§ Provided information:
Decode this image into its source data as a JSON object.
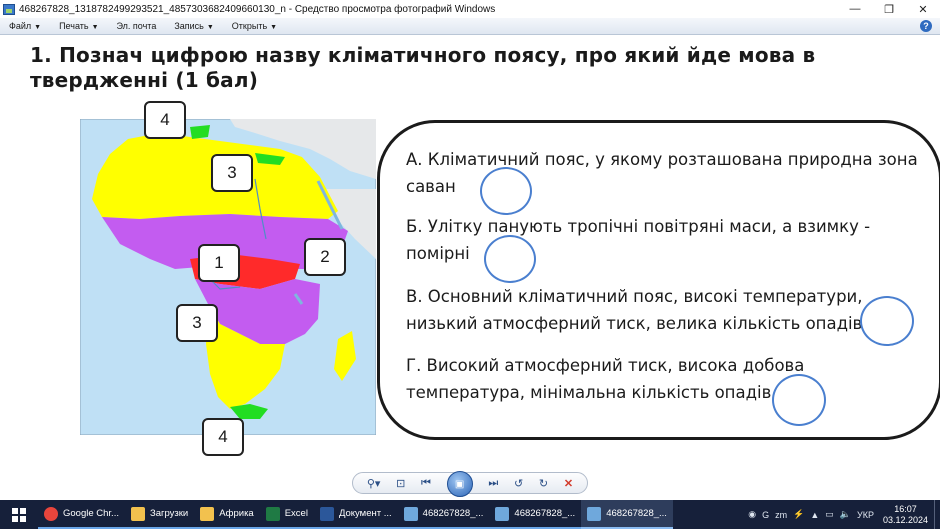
{
  "window": {
    "title": "468267828_1318782499293521_4857303682409660130_n - Средство просмотра фотографий Windows",
    "min_glyph": "—",
    "restore_glyph": "❐",
    "close_glyph": "✕"
  },
  "menu": {
    "items": [
      {
        "label": "Файл",
        "has_arrow": true
      },
      {
        "label": "Печать",
        "has_arrow": true
      },
      {
        "label": "Эл. почта",
        "has_arrow": false
      },
      {
        "label": "Запись",
        "has_arrow": true
      },
      {
        "label": "Открыть",
        "has_arrow": true
      }
    ],
    "arrow": "▼",
    "help": "?"
  },
  "question": {
    "text": "1. Познач цифрою назву кліматичного поясу, про який йде мова в твердженні (1 бал)"
  },
  "map_labels": [
    "4",
    "3",
    "1",
    "2",
    "3",
    "4"
  ],
  "statements": [
    {
      "text": "А. Кліматичний пояс, у якому розташована природна зона саван"
    },
    {
      "text": "Б. Улітку панують  тропічні повітряні маси, а взимку  - помірні"
    },
    {
      "text": "В. Основний кліматичний пояс, високі температури, низький атмосферний тиск, велика кількість опадів"
    },
    {
      "text": "Г. Високий атмосферний тиск, висока добова температура, мінімальна кількість опадів"
    }
  ],
  "viewer_controls": {
    "zoom": "⚲▾",
    "fit": "⊡",
    "prev": "⏮",
    "slideshow": "▣",
    "next": "⏭",
    "rotate_left": "↺",
    "rotate_right": "↻",
    "delete": "✕"
  },
  "taskbar": {
    "items": [
      {
        "label": "Google Chr...",
        "icon_color": "#e8453c"
      },
      {
        "label": "Загрузки",
        "icon_color": "#f2c14e"
      },
      {
        "label": "Африка",
        "icon_color": "#f2c14e"
      },
      {
        "label": "Excel",
        "icon_color": "#1f7a44"
      },
      {
        "label": "Документ ...",
        "icon_color": "#2b579a"
      },
      {
        "label": "468267828_...",
        "icon_color": "#6fa8dc"
      },
      {
        "label": "468267828_...",
        "icon_color": "#6fa8dc"
      },
      {
        "label": "468267828_...",
        "icon_color": "#6fa8dc"
      }
    ],
    "tray_icons": [
      "◉",
      "G",
      "zm",
      "⚡",
      "▲",
      "▭",
      "🔈"
    ],
    "lang": "УКР",
    "time": "16:07",
    "date": "03.12.2024"
  },
  "colors": {
    "tropical_yellow": "#ffff00",
    "equatorial_violet": "#cc66ff",
    "subequatorial_violet": "#c35cf0",
    "subtropical_green": "#22dd22",
    "ocean": "#bfe0f5",
    "answer_circle": "#4a7fcf"
  }
}
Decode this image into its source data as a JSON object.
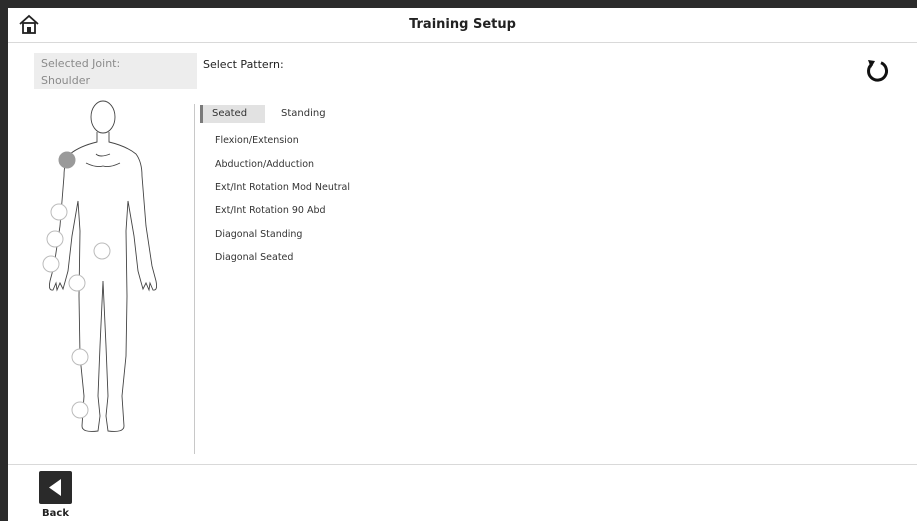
{
  "header": {
    "title": "Training Setup",
    "home_icon": "home-icon"
  },
  "joint": {
    "label": "Selected Joint:",
    "value": "Shoulder"
  },
  "pattern": {
    "label": "Select Pattern:",
    "reset_icon": "reset-icon"
  },
  "tabs": [
    {
      "label": "Seated",
      "selected": true
    },
    {
      "label": "Standing",
      "selected": false
    }
  ],
  "patterns": [
    "Flexion/Extension",
    "Abduction/Adduction",
    "Ext/Int Rotation Mod Neutral",
    "Ext/Int Rotation 90 Abd",
    "Diagonal Standing",
    "Diagonal Seated"
  ],
  "body_joints": [
    {
      "name": "shoulder",
      "selected": true
    },
    {
      "name": "elbow",
      "selected": false
    },
    {
      "name": "forearm",
      "selected": false
    },
    {
      "name": "wrist",
      "selected": false
    },
    {
      "name": "hand",
      "selected": false
    },
    {
      "name": "hip",
      "selected": false
    },
    {
      "name": "knee",
      "selected": false
    },
    {
      "name": "ankle",
      "selected": false
    }
  ],
  "colors": {
    "selected_joint": "#9a9a9a",
    "tab_selected_bg": "#e2e2e2",
    "tab_indicator": "#7a7a7a",
    "back_button": "#2a2a2a"
  },
  "footer": {
    "back_label": "Back",
    "back_icon": "triangle-left-icon"
  }
}
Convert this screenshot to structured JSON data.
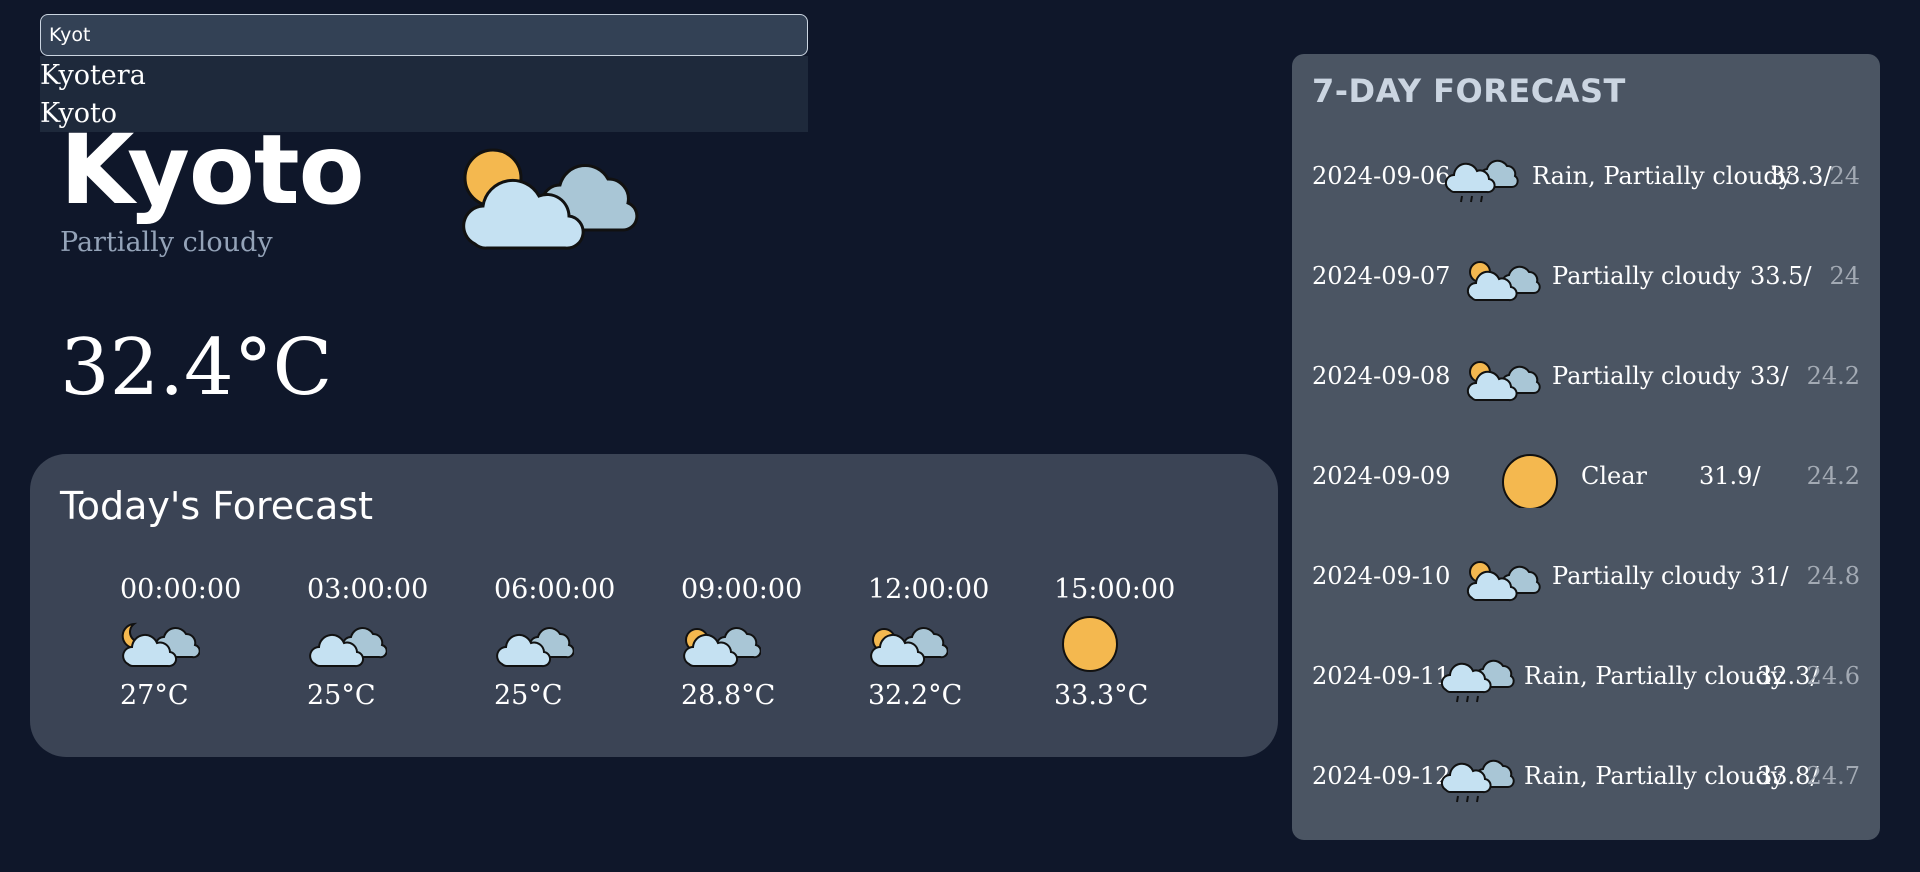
{
  "search": {
    "value": "Kyot",
    "suggestions": [
      "Kyotera",
      "Kyoto"
    ]
  },
  "current": {
    "city": "Kyoto",
    "condition": "Partially cloudy",
    "temperature": "32.4°C",
    "icon": "partly-cloudy-icon"
  },
  "today": {
    "title": "Today's Forecast",
    "hours": [
      {
        "time": "00:00:00",
        "temp": "27°C",
        "icon": "partly-cloudy-night-icon"
      },
      {
        "time": "03:00:00",
        "temp": "25°C",
        "icon": "cloudy-icon"
      },
      {
        "time": "06:00:00",
        "temp": "25°C",
        "icon": "cloudy-icon"
      },
      {
        "time": "09:00:00",
        "temp": "28.8°C",
        "icon": "partly-cloudy-icon"
      },
      {
        "time": "12:00:00",
        "temp": "32.2°C",
        "icon": "partly-cloudy-icon"
      },
      {
        "time": "15:00:00",
        "temp": "33.3°C",
        "icon": "sun-icon"
      }
    ]
  },
  "week": {
    "title": "7-DAY FORECAST",
    "days": [
      {
        "date": "2024-09-06",
        "condition": "Rain, Partially cloudy",
        "max": "33.3/",
        "min": "24",
        "icon": "rain-icon"
      },
      {
        "date": "2024-09-07",
        "condition": "Partially cloudy",
        "max": "33.5/",
        "min": "24",
        "icon": "partly-cloudy-icon"
      },
      {
        "date": "2024-09-08",
        "condition": "Partially cloudy",
        "max": "33/",
        "min": "24.2",
        "icon": "partly-cloudy-icon"
      },
      {
        "date": "2024-09-09",
        "condition": "Clear",
        "max": "31.9/",
        "min": "24.2",
        "icon": "sun-icon"
      },
      {
        "date": "2024-09-10",
        "condition": "Partially cloudy",
        "max": "31/",
        "min": "24.8",
        "icon": "partly-cloudy-icon"
      },
      {
        "date": "2024-09-11",
        "condition": "Rain, Partially cloudy",
        "max": "32.3/",
        "min": "24.6",
        "icon": "rain-icon"
      },
      {
        "date": "2024-09-12",
        "condition": "Rain, Partially cloudy",
        "max": "33.8/",
        "min": "24.7",
        "icon": "rain-icon"
      }
    ]
  },
  "colors": {
    "background": "#0f172a",
    "panel": "#3b4455",
    "week_panel": "#4b5563",
    "sun": "#f4b84f",
    "cloud_front": "#c5e1f2",
    "cloud_back": "#a9c6d6"
  }
}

§ Exercise goal:
Strip the images and reproduce the remaining records precisely.

§ Written answer:
Decode this image into its source data as a JSON object.
{
  "window": {
    "title": "468267828_1318782499293521_4857303682409660130_n - Средство просмотра фотографий Windows",
    "min_glyph": "—",
    "restore_glyph": "❐",
    "close_glyph": "✕"
  },
  "menu": {
    "items": [
      {
        "label": "Файл",
        "has_arrow": true
      },
      {
        "label": "Печать",
        "has_arrow": true
      },
      {
        "label": "Эл. почта",
        "has_arrow": false
      },
      {
        "label": "Запись",
        "has_arrow": true
      },
      {
        "label": "Открыть",
        "has_arrow": true
      }
    ],
    "arrow": "▼",
    "help": "?"
  },
  "question": {
    "text": "1. Познач цифрою назву кліматичного поясу, про який йде мова в твердженні (1 бал)"
  },
  "map_labels": [
    "4",
    "3",
    "1",
    "2",
    "3",
    "4"
  ],
  "statements": [
    {
      "text": "А. Кліматичний пояс, у якому розташована природна зона саван"
    },
    {
      "text": "Б. Улітку панують  тропічні повітряні маси, а взимку  - помірні"
    },
    {
      "text": "В. Основний кліматичний пояс, високі температури, низький атмосферний тиск, велика кількість опадів"
    },
    {
      "text": "Г. Високий атмосферний тиск, висока добова температура, мінімальна кількість опадів"
    }
  ],
  "viewer_controls": {
    "zoom": "⚲▾",
    "fit": "⊡",
    "prev": "⏮",
    "slideshow": "▣",
    "next": "⏭",
    "rotate_left": "↺",
    "rotate_right": "↻",
    "delete": "✕"
  },
  "taskbar": {
    "items": [
      {
        "label": "Google Chr...",
        "icon_color": "#e8453c"
      },
      {
        "label": "Загрузки",
        "icon_color": "#f2c14e"
      },
      {
        "label": "Африка",
        "icon_color": "#f2c14e"
      },
      {
        "label": "Excel",
        "icon_color": "#1f7a44"
      },
      {
        "label": "Документ ...",
        "icon_color": "#2b579a"
      },
      {
        "label": "468267828_...",
        "icon_color": "#6fa8dc"
      },
      {
        "label": "468267828_...",
        "icon_color": "#6fa8dc"
      },
      {
        "label": "468267828_...",
        "icon_color": "#6fa8dc"
      }
    ],
    "tray_icons": [
      "◉",
      "G",
      "zm",
      "⚡",
      "▲",
      "▭",
      "🔈"
    ],
    "lang": "УКР",
    "time": "16:07",
    "date": "03.12.2024"
  },
  "colors": {
    "tropical_yellow": "#ffff00",
    "equatorial_violet": "#cc66ff",
    "subequatorial_violet": "#c35cf0",
    "subtropical_green": "#22dd22",
    "ocean": "#bfe0f5",
    "answer_circle": "#4a7fcf"
  }
}
Decode this image into its source data as a JSON object.
{
  "header": {
    "title": "Training Setup",
    "home_icon": "home-icon"
  },
  "joint": {
    "label": "Selected Joint:",
    "value": "Shoulder"
  },
  "pattern": {
    "label": "Select Pattern:",
    "reset_icon": "reset-icon"
  },
  "tabs": [
    {
      "label": "Seated",
      "selected": true
    },
    {
      "label": "Standing",
      "selected": false
    }
  ],
  "patterns": [
    "Flexion/Extension",
    "Abduction/Adduction",
    "Ext/Int Rotation Mod Neutral",
    "Ext/Int Rotation 90 Abd",
    "Diagonal Standing",
    "Diagonal Seated"
  ],
  "body_joints": [
    {
      "name": "shoulder",
      "selected": true
    },
    {
      "name": "elbow",
      "selected": false
    },
    {
      "name": "forearm",
      "selected": false
    },
    {
      "name": "wrist",
      "selected": false
    },
    {
      "name": "hand",
      "selected": false
    },
    {
      "name": "hip",
      "selected": false
    },
    {
      "name": "knee",
      "selected": false
    },
    {
      "name": "ankle",
      "selected": false
    }
  ],
  "colors": {
    "selected_joint": "#9a9a9a",
    "tab_selected_bg": "#e2e2e2",
    "tab_indicator": "#7a7a7a",
    "back_button": "#2a2a2a"
  },
  "footer": {
    "back_label": "Back",
    "back_icon": "triangle-left-icon"
  }
}
Convert this screenshot to structured JSON data.
{
  "search": {
    "value": "Kyot",
    "suggestions": [
      "Kyotera",
      "Kyoto"
    ]
  },
  "current": {
    "city": "Kyoto",
    "condition": "Partially cloudy",
    "temperature": "32.4°C",
    "icon": "partly-cloudy-icon"
  },
  "today": {
    "title": "Today's Forecast",
    "hours": [
      {
        "time": "00:00:00",
        "temp": "27°C",
        "icon": "partly-cloudy-night-icon"
      },
      {
        "time": "03:00:00",
        "temp": "25°C",
        "icon": "cloudy-icon"
      },
      {
        "time": "06:00:00",
        "temp": "25°C",
        "icon": "cloudy-icon"
      },
      {
        "time": "09:00:00",
        "temp": "28.8°C",
        "icon": "partly-cloudy-icon"
      },
      {
        "time": "12:00:00",
        "temp": "32.2°C",
        "icon": "partly-cloudy-icon"
      },
      {
        "time": "15:00:00",
        "temp": "33.3°C",
        "icon": "sun-icon"
      }
    ]
  },
  "week": {
    "title": "7-DAY FORECAST",
    "days": [
      {
        "date": "2024-09-06",
        "condition": "Rain, Partially cloudy",
        "max": "33.3/",
        "min": "24",
        "icon": "rain-icon"
      },
      {
        "date": "2024-09-07",
        "condition": "Partially cloudy",
        "max": "33.5/",
        "min": "24",
        "icon": "partly-cloudy-icon"
      },
      {
        "date": "2024-09-08",
        "condition": "Partially cloudy",
        "max": "33/",
        "min": "24.2",
        "icon": "partly-cloudy-icon"
      },
      {
        "date": "2024-09-09",
        "condition": "Clear",
        "max": "31.9/",
        "min": "24.2",
        "icon": "sun-icon"
      },
      {
        "date": "2024-09-10",
        "condition": "Partially cloudy",
        "max": "31/",
        "min": "24.8",
        "icon": "partly-cloudy-icon"
      },
      {
        "date": "2024-09-11",
        "condition": "Rain, Partially cloudy",
        "max": "32.3/",
        "min": "24.6",
        "icon": "rain-icon"
      },
      {
        "date": "2024-09-12",
        "condition": "Rain, Partially cloudy",
        "max": "33.8/",
        "min": "24.7",
        "icon": "rain-icon"
      }
    ]
  },
  "colors": {
    "background": "#0f172a",
    "panel": "#3b4455",
    "week_panel": "#4b5563",
    "sun": "#f4b84f",
    "cloud_front": "#c5e1f2",
    "cloud_back": "#a9c6d6"
  }
}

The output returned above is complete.